** start of ROWS **

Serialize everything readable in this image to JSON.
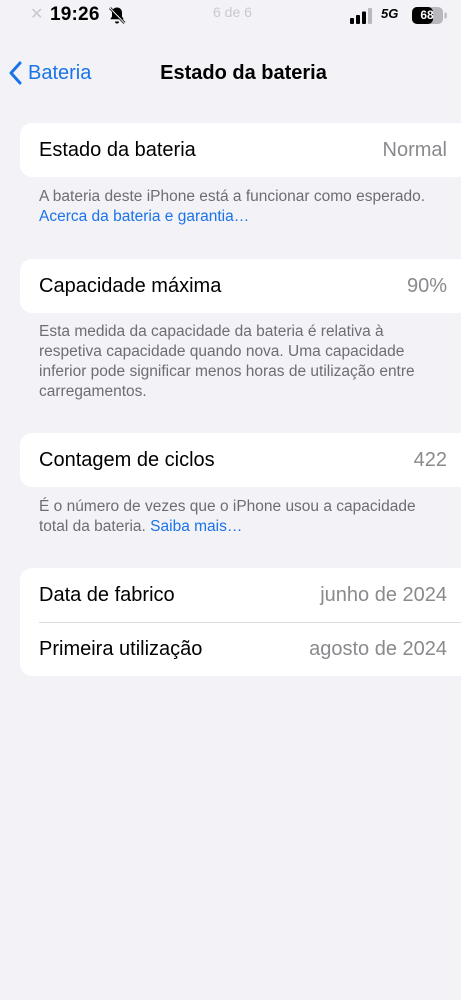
{
  "status_bar": {
    "time": "19:26",
    "network": "5G",
    "battery_level": "68",
    "icons": [
      "bell-slash-icon",
      "cellular-signal-icon",
      "battery-icon"
    ]
  },
  "overlay": {
    "close_glyph": "✕",
    "counter": "6 de 6"
  },
  "nav": {
    "back_label": "Bateria",
    "title": "Estado da bateria"
  },
  "health": {
    "label": "Estado da bateria",
    "value": "Normal",
    "footer_text": "A bateria deste iPhone está a funcionar como esperado.",
    "footer_link": "Acerca da bateria e garantia…"
  },
  "capacity": {
    "label": "Capacidade máxima",
    "value": "90%",
    "footer_text": "Esta medida da capacidade da bateria é relativa à respetiva capacidade quando nova. Uma capacidade inferior pode significar menos horas de utilização entre carregamentos."
  },
  "cycles": {
    "label": "Contagem de ciclos",
    "value": "422",
    "footer_text": "É o número de vezes que o iPhone usou a capacidade total da bateria.",
    "footer_link": "Saiba mais…"
  },
  "dates": {
    "manufacture_label": "Data de fabrico",
    "manufacture_value": "junho de 2024",
    "first_use_label": "Primeira utilização",
    "first_use_value": "agosto de 2024"
  },
  "colors": {
    "background": "#f2f2f7",
    "accent": "#1a73e8",
    "secondary_text": "#8a8a8e"
  }
}
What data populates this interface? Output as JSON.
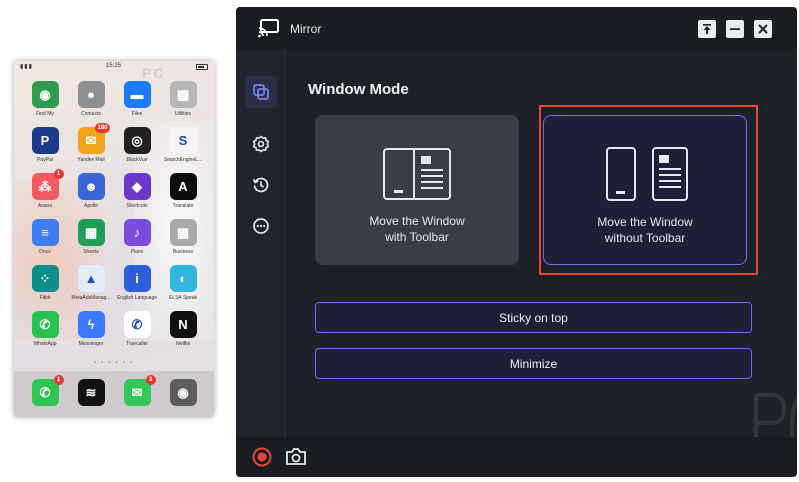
{
  "phone": {
    "time": "15:25",
    "watermark": "PC",
    "apps": [
      {
        "label": "Find My",
        "color": "#2e9b4e",
        "glyph": "◉",
        "badge": ""
      },
      {
        "label": "Contacts",
        "color": "#8f8f93",
        "glyph": "●",
        "badge": ""
      },
      {
        "label": "Files",
        "color": "#1d7cf2",
        "glyph": "▬",
        "badge": ""
      },
      {
        "label": "Utilities",
        "color": "#b7b5b8",
        "glyph": "▦",
        "badge": ""
      },
      {
        "label": "PayPal",
        "color": "#1b3b8f",
        "glyph": "P",
        "badge": ""
      },
      {
        "label": "Yandex Mail",
        "color": "#f0a21a",
        "glyph": "✉",
        "badge": "180"
      },
      {
        "label": "BlackVue",
        "color": "#222222",
        "glyph": "◎",
        "badge": ""
      },
      {
        "label": "SearchEngineL...",
        "color": "#f4f4f4",
        "glyph": "S",
        "badge": ""
      },
      {
        "label": "Asana",
        "color": "#f25a61",
        "glyph": "⁂",
        "badge": "1"
      },
      {
        "label": "Apollo",
        "color": "#3a67d8",
        "glyph": "☻",
        "badge": ""
      },
      {
        "label": "Shortcuts",
        "color": "#6b39c9",
        "glyph": "◆",
        "badge": ""
      },
      {
        "label": "Translate",
        "color": "#0d0d0d",
        "glyph": "A",
        "badge": ""
      },
      {
        "label": "Docs",
        "color": "#3d7ef2",
        "glyph": "≡",
        "badge": ""
      },
      {
        "label": "Sheets",
        "color": "#1f9e5a",
        "glyph": "▦",
        "badge": ""
      },
      {
        "label": "Piano",
        "color": "#7a4cd9",
        "glyph": "♪",
        "badge": ""
      },
      {
        "label": "Business",
        "color": "#a9a8ab",
        "glyph": "▦",
        "badge": ""
      },
      {
        "label": "Fitbit",
        "color": "#0e8e8b",
        "glyph": "⁘",
        "badge": ""
      },
      {
        "label": "MetaAdsManag...",
        "color": "#e4ecf7",
        "glyph": "▲",
        "badge": ""
      },
      {
        "label": "English Language",
        "color": "#2c5fd9",
        "glyph": "i",
        "badge": ""
      },
      {
        "label": "ELSA Speak",
        "color": "#32b6e0",
        "glyph": "◐",
        "badge": ""
      },
      {
        "label": "WhatsApp",
        "color": "#27c250",
        "glyph": "✆",
        "badge": ""
      },
      {
        "label": "Messenger",
        "color": "#3c79ff",
        "glyph": "ϟ",
        "badge": ""
      },
      {
        "label": "Truecaller",
        "color": "#ffffff",
        "glyph": "✆",
        "badge": ""
      },
      {
        "label": "Netflix",
        "color": "#101010",
        "glyph": "N",
        "badge": ""
      }
    ],
    "dock": [
      {
        "label": "Phone",
        "color": "#30c452",
        "glyph": "✆",
        "badge": "1"
      },
      {
        "label": "Spotify",
        "color": "#121212",
        "glyph": "≋",
        "badge": ""
      },
      {
        "label": "Messages",
        "color": "#33c759",
        "glyph": "✉",
        "badge": "3"
      },
      {
        "label": "Camera",
        "color": "#5d5d60",
        "glyph": "◉",
        "badge": ""
      }
    ]
  },
  "window": {
    "title": "Mirror",
    "section_title": "Window Mode",
    "card1": {
      "line1": "Move the Window",
      "line2": "with Toolbar"
    },
    "card2": {
      "line1": "Move the Window",
      "line2": "without Toolbar"
    },
    "sticky_label": "Sticky on top",
    "minimize_label": "Minimize",
    "accent": "#6b6ff0",
    "highlight": "#e8453c"
  },
  "icons": {
    "cast": "screen-mirror-icon",
    "pin": "pin-icon",
    "minimize": "minimize-icon",
    "close": "close-icon",
    "window_mode": "window-mode-icon",
    "settings": "gear-icon",
    "history": "history-icon",
    "more": "more-icon",
    "record": "record-icon",
    "screenshot": "camera-icon"
  }
}
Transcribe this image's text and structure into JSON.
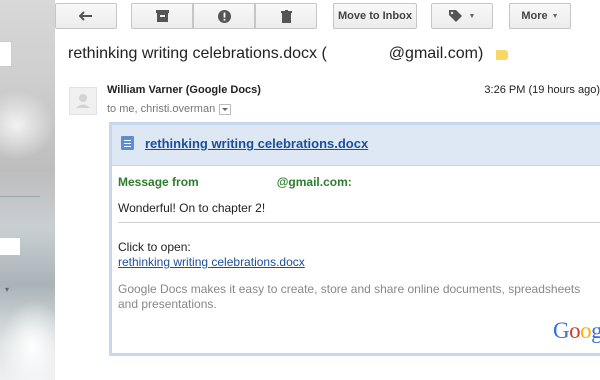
{
  "toolbar": {
    "back_icon": "back-arrow-icon",
    "archive_icon": "archive-icon",
    "spam_icon": "report-spam-icon",
    "delete_icon": "trash-icon",
    "move_to_inbox_label": "Move to Inbox",
    "labels_icon": "label-tag-icon",
    "more_label": "More"
  },
  "email": {
    "subject_prefix": "rethinking writing celebrations.docx (",
    "subject_suffix": "@gmail.com)",
    "sender": "William Varner (Google Docs)",
    "time": "3:26 PM (19 hours ago)",
    "recipients": "to me, christi.overman",
    "label_color": "#f8d765"
  },
  "card": {
    "doc_title": "rethinking writing celebrations.docx",
    "message_from_prefix": "Message from",
    "message_from_suffix": "@gmail.com:",
    "message": "Wonderful! On to chapter 2!",
    "click_to_open": "Click to open:",
    "link_text": "rethinking writing celebrations.docx",
    "description": "Google Docs makes it easy to create, store and share online documents, spreadsheets and presentations.",
    "logo_text": "Goog"
  },
  "colors": {
    "link": "#1a4f9c",
    "message_from": "#2d7d2d",
    "card_header_bg": "#dde8f4"
  }
}
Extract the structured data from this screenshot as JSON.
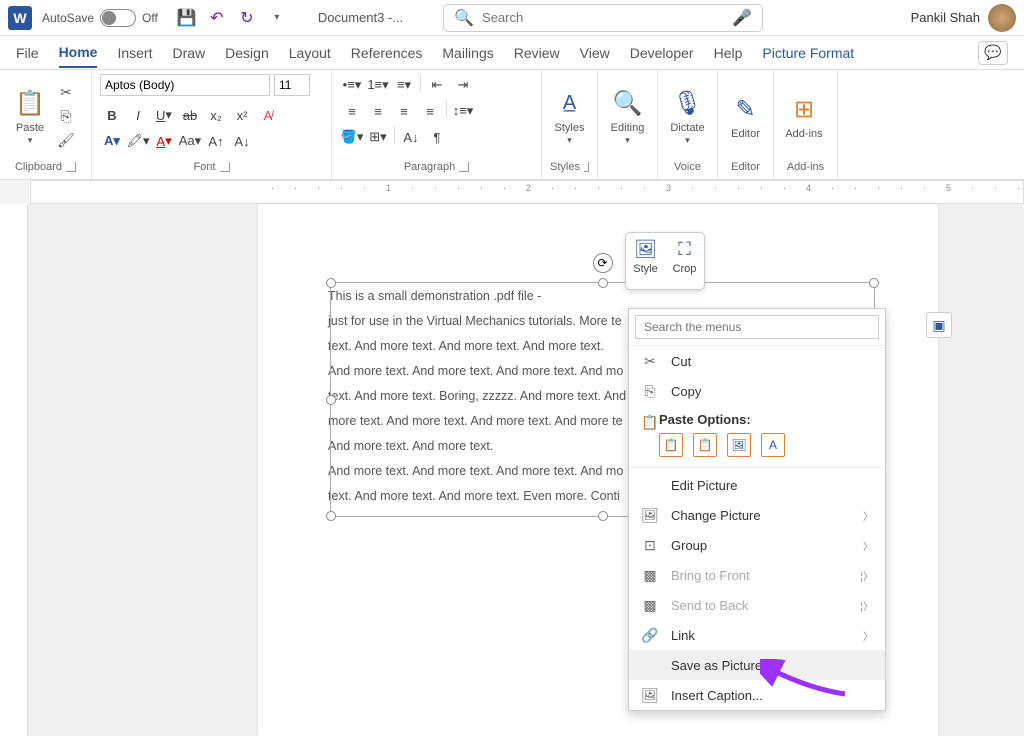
{
  "titlebar": {
    "autosave_label": "AutoSave",
    "autosave_state": "Off",
    "doc_title": "Document3 -...",
    "search_placeholder": "Search",
    "user_name": "Pankil Shah"
  },
  "tabs": [
    "File",
    "Home",
    "Insert",
    "Draw",
    "Design",
    "Layout",
    "References",
    "Mailings",
    "Review",
    "View",
    "Developer",
    "Help",
    "Picture Format"
  ],
  "ribbon": {
    "groups": [
      "Clipboard",
      "Font",
      "Paragraph",
      "Styles",
      "Editing",
      "Voice",
      "Editor",
      "Add-ins"
    ],
    "paste": "Paste",
    "font_name": "Aptos (Body)",
    "font_size": "11",
    "styles": "Styles",
    "editing": "Editing",
    "dictate": "Dictate",
    "editor": "Editor",
    "addins": "Add-ins"
  },
  "mini": {
    "style": "Style",
    "crop": "Crop"
  },
  "doc_lines": [
    "This is a small demonstration .pdf file -",
    "just for use in the Virtual Mechanics tutorials. More te",
    "text. And more text. And more text. And more text.",
    "And more text. And more text. And more text. And mo",
    "text. And more text. Boring, zzzzz. And more text. And",
    "more text. And more text. And more text. And more te",
    "And more text. And more text.",
    "And more text. And more text. And more text. And mo",
    "text. And more text. And more text. Even more. Conti"
  ],
  "context_menu": {
    "search_placeholder": "Search the menus",
    "cut": "Cut",
    "copy": "Copy",
    "paste_options": "Paste Options:",
    "edit_picture": "Edit Picture",
    "change_picture": "Change Picture",
    "group": "Group",
    "bring_front": "Bring to Front",
    "send_back": "Send to Back",
    "link": "Link",
    "save_as_picture": "Save as Picture...",
    "insert_caption": "Insert Caption..."
  }
}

** end of ROWS **

## WHAT IS REQUIRED
Wherever "iPhone" shows up in a line, copy that line.

## SOLVED EXERCISE
    "footer_text": "A bateria deste iPhone está a funcionar como esperado.",
    "footer_text": "É o número de vezes que o iPhone usou a capacidade total da bateria.",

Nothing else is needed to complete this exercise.